Excerpted data
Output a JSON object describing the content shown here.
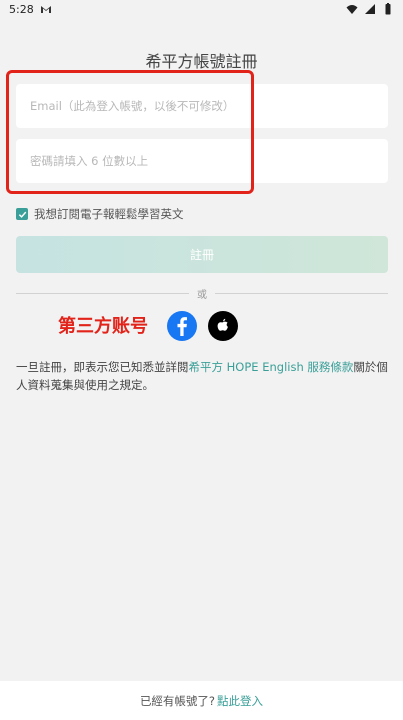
{
  "status_bar": {
    "time": "5:28",
    "mail_icon": "gmail-icon",
    "wifi_icon": "wifi-icon",
    "signal_icon": "signal-icon",
    "battery_icon": "battery-icon"
  },
  "page": {
    "title": "希平方帳號註冊"
  },
  "form": {
    "email_placeholder": "Email（此為登入帳號，以後不可修改）",
    "password_placeholder": "密碼請填入 6 位數以上",
    "newsletter_label": "我想訂閱電子報輕鬆學習英文",
    "newsletter_checked": true,
    "register_label": "註冊"
  },
  "divider": {
    "text": "或"
  },
  "third_party": {
    "label": "第三方账号",
    "facebook_icon": "facebook-icon",
    "apple_icon": "apple-icon"
  },
  "terms": {
    "prefix": "一旦註冊，即表示您已知悉並詳閱",
    "link1": "希平方 HOPE English 服務條款",
    "suffix": "關於個人資料蒐集與使用之規定。"
  },
  "footer": {
    "prompt": "已經有帳號了?",
    "login_link": "點此登入"
  },
  "colors": {
    "accent": "#3a9f98",
    "annotation": "#e2231a",
    "facebook": "#1877f2"
  }
}
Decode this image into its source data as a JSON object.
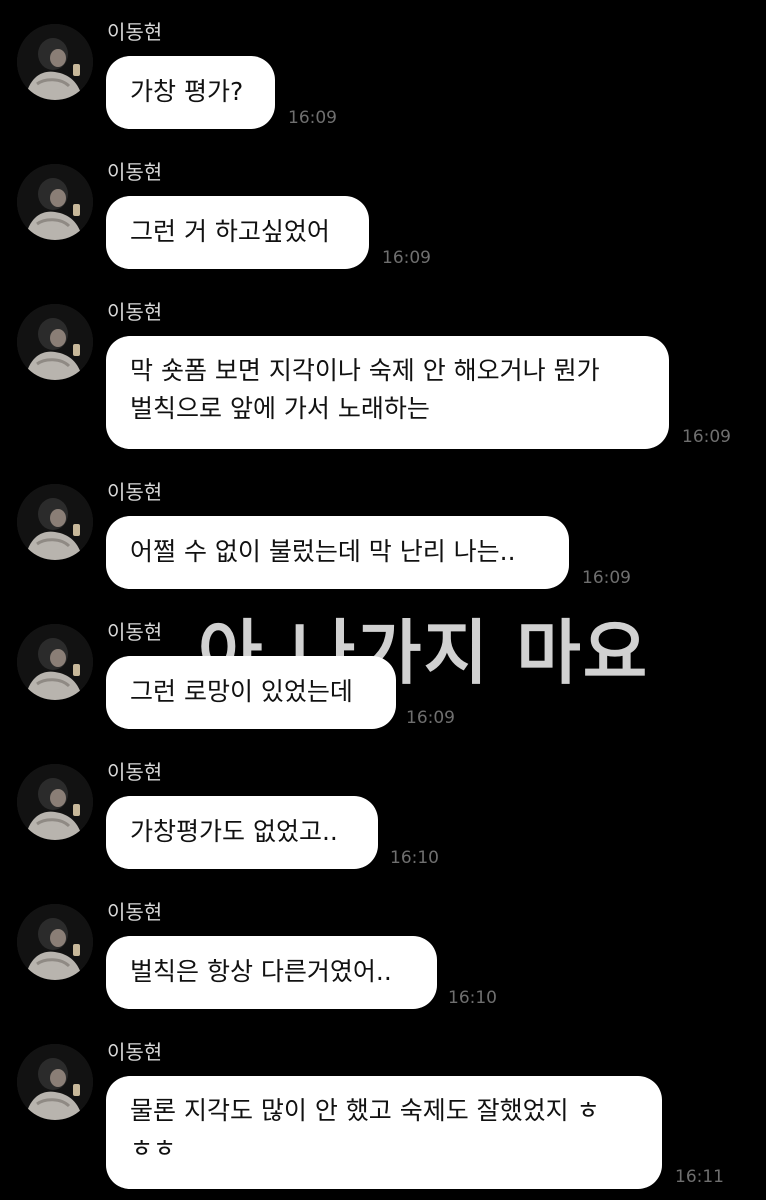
{
  "overlay_text": "아 나가지 마요",
  "messages": [
    {
      "sender": "이동현",
      "lines": [
        "가창 평가?"
      ],
      "time": "16:09"
    },
    {
      "sender": "이동현",
      "lines": [
        "그런 거 하고싶었어"
      ],
      "time": "16:09"
    },
    {
      "sender": "이동현",
      "lines": [
        "막 숏폼 보면 지각이나 숙제 안 해오거나 뭔가",
        "벌칙으로 앞에 가서 노래하는"
      ],
      "time": "16:09"
    },
    {
      "sender": "이동현",
      "lines": [
        "어쩔 수 없이 불렀는데 막 난리 나는.."
      ],
      "time": "16:09"
    },
    {
      "sender": "이동현",
      "lines": [
        "그런 로망이 있었는데"
      ],
      "time": "16:09"
    },
    {
      "sender": "이동현",
      "lines": [
        "가창평가도 없었고.."
      ],
      "time": "16:10"
    },
    {
      "sender": "이동현",
      "lines": [
        "벌칙은 항상 다른거였어.."
      ],
      "time": "16:10"
    },
    {
      "sender": "이동현",
      "lines": [
        "물론 지각도 많이 안 했고 숙제도 잘했었지 ㅎ",
        "ㅎㅎ"
      ],
      "time": "16:11"
    }
  ]
}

Required work
Leave out the pictures and copy every record above exactly.

Answer to this exercise
Output a JSON object describing the content shown here.
{
  "status_bar": {
    "time": "5:28",
    "mail_icon": "gmail-icon",
    "wifi_icon": "wifi-icon",
    "signal_icon": "signal-icon",
    "battery_icon": "battery-icon"
  },
  "page": {
    "title": "希平方帳號註冊"
  },
  "form": {
    "email_placeholder": "Email（此為登入帳號，以後不可修改）",
    "password_placeholder": "密碼請填入 6 位數以上",
    "newsletter_label": "我想訂閱電子報輕鬆學習英文",
    "newsletter_checked": true,
    "register_label": "註冊"
  },
  "divider": {
    "text": "或"
  },
  "third_party": {
    "label": "第三方账号",
    "facebook_icon": "facebook-icon",
    "apple_icon": "apple-icon"
  },
  "terms": {
    "prefix": "一旦註冊，即表示您已知悉並詳閱",
    "link1": "希平方 HOPE English 服務條款",
    "suffix": "關於個人資料蒐集與使用之規定。"
  },
  "footer": {
    "prompt": "已經有帳號了?",
    "login_link": "點此登入"
  },
  "colors": {
    "accent": "#3a9f98",
    "annotation": "#e2231a",
    "facebook": "#1877f2"
  }
}
Decode this image into its source data as a JSON object.
{
  "overlay_text": "아 나가지 마요",
  "messages": [
    {
      "sender": "이동현",
      "lines": [
        "가창 평가?"
      ],
      "time": "16:09"
    },
    {
      "sender": "이동현",
      "lines": [
        "그런 거 하고싶었어"
      ],
      "time": "16:09"
    },
    {
      "sender": "이동현",
      "lines": [
        "막 숏폼 보면 지각이나 숙제 안 해오거나 뭔가",
        "벌칙으로 앞에 가서 노래하는"
      ],
      "time": "16:09"
    },
    {
      "sender": "이동현",
      "lines": [
        "어쩔 수 없이 불렀는데 막 난리 나는.."
      ],
      "time": "16:09"
    },
    {
      "sender": "이동현",
      "lines": [
        "그런 로망이 있었는데"
      ],
      "time": "16:09"
    },
    {
      "sender": "이동현",
      "lines": [
        "가창평가도 없었고.."
      ],
      "time": "16:10"
    },
    {
      "sender": "이동현",
      "lines": [
        "벌칙은 항상 다른거였어.."
      ],
      "time": "16:10"
    },
    {
      "sender": "이동현",
      "lines": [
        "물론 지각도 많이 안 했고 숙제도 잘했었지 ㅎ",
        "ㅎㅎ"
      ],
      "time": "16:11"
    }
  ]
}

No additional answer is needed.